===== Material shown =====
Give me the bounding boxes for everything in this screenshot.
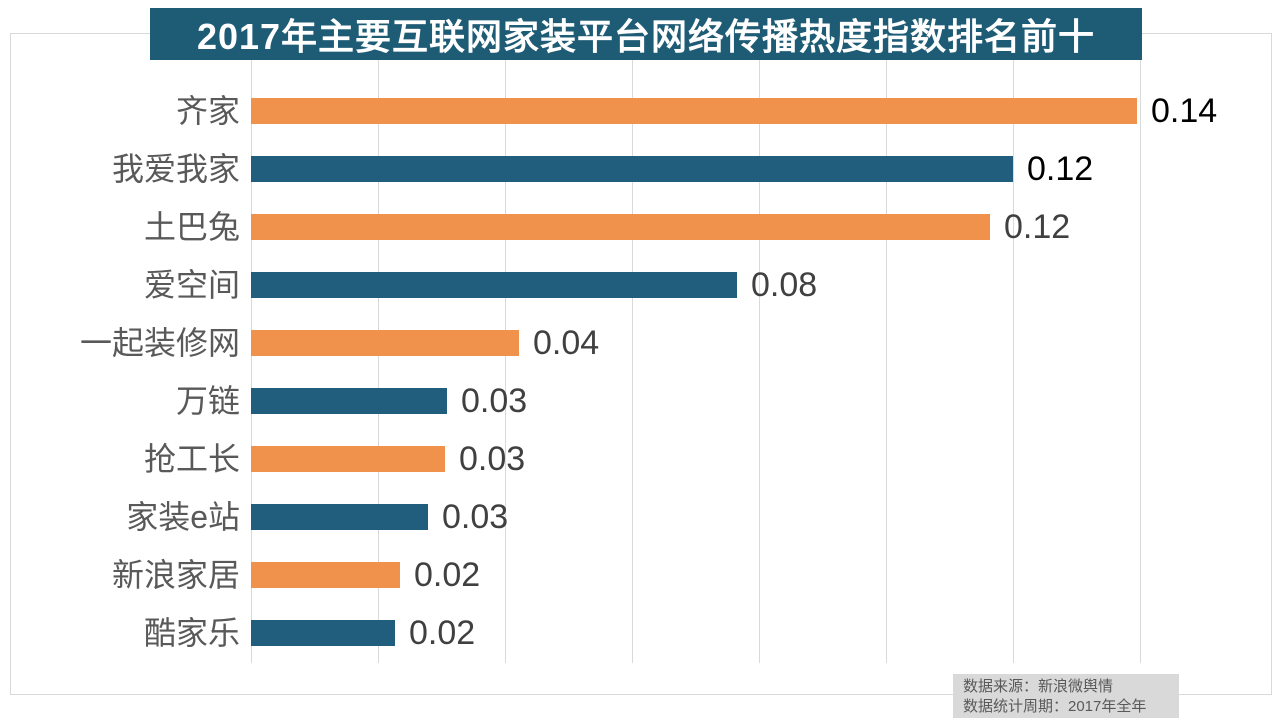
category-label: 新浪家居 (111, 557, 240, 593)
value-label: 0.14 (1151, 92, 1218, 130)
source-note: 数据来源：新浪微舆情 数据统计周期：2017年全年 (953, 674, 1179, 718)
category-label: 我爱我家 (111, 151, 240, 187)
gridline (1013, 34, 1014, 663)
bar-新浪家居 (251, 562, 400, 588)
bar-一起装修网 (251, 330, 519, 356)
bar-齐家 (251, 98, 1137, 124)
category-label: 万链 (175, 383, 240, 419)
gridline (1140, 34, 1141, 663)
chart-title: 2017年主要互联网家装平台网络传播热度指数排名前十 (196, 16, 1096, 57)
bar-家装e站 (251, 504, 428, 530)
value-label: 0.04 (533, 324, 600, 362)
bar-抢工长 (251, 446, 445, 472)
value-label: 0.02 (414, 556, 481, 594)
bar-我爱我家 (251, 156, 1013, 182)
value-label: 0.12 (1004, 208, 1071, 246)
value-label: 0.02 (409, 614, 476, 652)
category-label: 爱空间 (143, 267, 240, 303)
value-label: 0.08 (751, 266, 818, 304)
bar-酷家乐 (251, 620, 395, 646)
chart-title-banner: 2017年主要互联网家装平台网络传播热度指数排名前十 (150, 8, 1142, 60)
value-label: 0.03 (442, 498, 509, 536)
gridline (759, 34, 760, 663)
category-label: 抢工长 (143, 441, 240, 477)
value-label: 0.12 (1027, 150, 1094, 188)
bar-爱空间 (251, 272, 737, 298)
gridline (632, 34, 633, 663)
category-label: 齐家 (175, 93, 240, 129)
source-note-line2: 数据统计周期：2017年全年 (963, 698, 1147, 715)
category-label: 家装e站 (126, 499, 240, 535)
bar-土巴兔 (251, 214, 990, 240)
category-label: 酷家乐 (143, 615, 240, 651)
bar-万链 (251, 388, 447, 414)
category-label: 一起装修网 (79, 325, 240, 361)
source-note-line1: 数据来源：新浪微舆情 (963, 678, 1114, 695)
value-label: 0.03 (461, 382, 528, 420)
category-label: 土巴兔 (143, 209, 240, 245)
gridline (886, 34, 887, 663)
plot-border (10, 33, 1272, 695)
value-label: 0.03 (459, 440, 526, 478)
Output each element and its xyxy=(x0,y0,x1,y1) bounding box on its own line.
=====
What to do
Rewrite all of the records above, changing every "category-label" to "category-name" and leaving everything else unchanged. Leave out the pictures.

Written reply
Give me the bounding boxes for everything in this screenshot.
category-name: 新浪家居 (111, 557, 240, 593)
value-label: 0.14 (1151, 92, 1218, 130)
source-note: 数据来源：新浪微舆情 数据统计周期：2017年全年 (953, 674, 1179, 718)
category-name: 我爱我家 (111, 151, 240, 187)
gridline (1013, 34, 1014, 663)
bar-新浪家居 (251, 562, 400, 588)
bar-一起装修网 (251, 330, 519, 356)
bar-齐家 (251, 98, 1137, 124)
category-name: 万链 (175, 383, 240, 419)
gridline (1140, 34, 1141, 663)
chart-title: 2017年主要互联网家装平台网络传播热度指数排名前十 (196, 16, 1096, 57)
bar-家装e站 (251, 504, 428, 530)
value-label: 0.04 (533, 324, 600, 362)
bar-抢工长 (251, 446, 445, 472)
value-label: 0.02 (414, 556, 481, 594)
bar-我爱我家 (251, 156, 1013, 182)
value-label: 0.12 (1004, 208, 1071, 246)
value-label: 0.02 (409, 614, 476, 652)
category-name: 爱空间 (143, 267, 240, 303)
value-label: 0.08 (751, 266, 818, 304)
bar-酷家乐 (251, 620, 395, 646)
chart-title-banner: 2017年主要互联网家装平台网络传播热度指数排名前十 (150, 8, 1142, 60)
value-label: 0.03 (442, 498, 509, 536)
gridline (759, 34, 760, 663)
category-name: 抢工长 (143, 441, 240, 477)
value-label: 0.12 (1027, 150, 1094, 188)
bar-爱空间 (251, 272, 737, 298)
gridline (632, 34, 633, 663)
category-name: 齐家 (175, 93, 240, 129)
source-note-line2: 数据统计周期：2017年全年 (963, 698, 1147, 715)
category-name: 家装e站 (126, 499, 240, 535)
bar-土巴兔 (251, 214, 990, 240)
category-name: 酷家乐 (143, 615, 240, 651)
bar-万链 (251, 388, 447, 414)
category-name: 一起装修网 (79, 325, 240, 361)
source-note-line1: 数据来源：新浪微舆情 (963, 678, 1114, 695)
value-label: 0.03 (461, 382, 528, 420)
category-name: 土巴兔 (143, 209, 240, 245)
gridline (886, 34, 887, 663)
plot-border (10, 33, 1272, 695)
value-label: 0.03 (459, 440, 526, 478)
Output each element and its xyxy=(x0,y0,x1,y1) bounding box on its own line.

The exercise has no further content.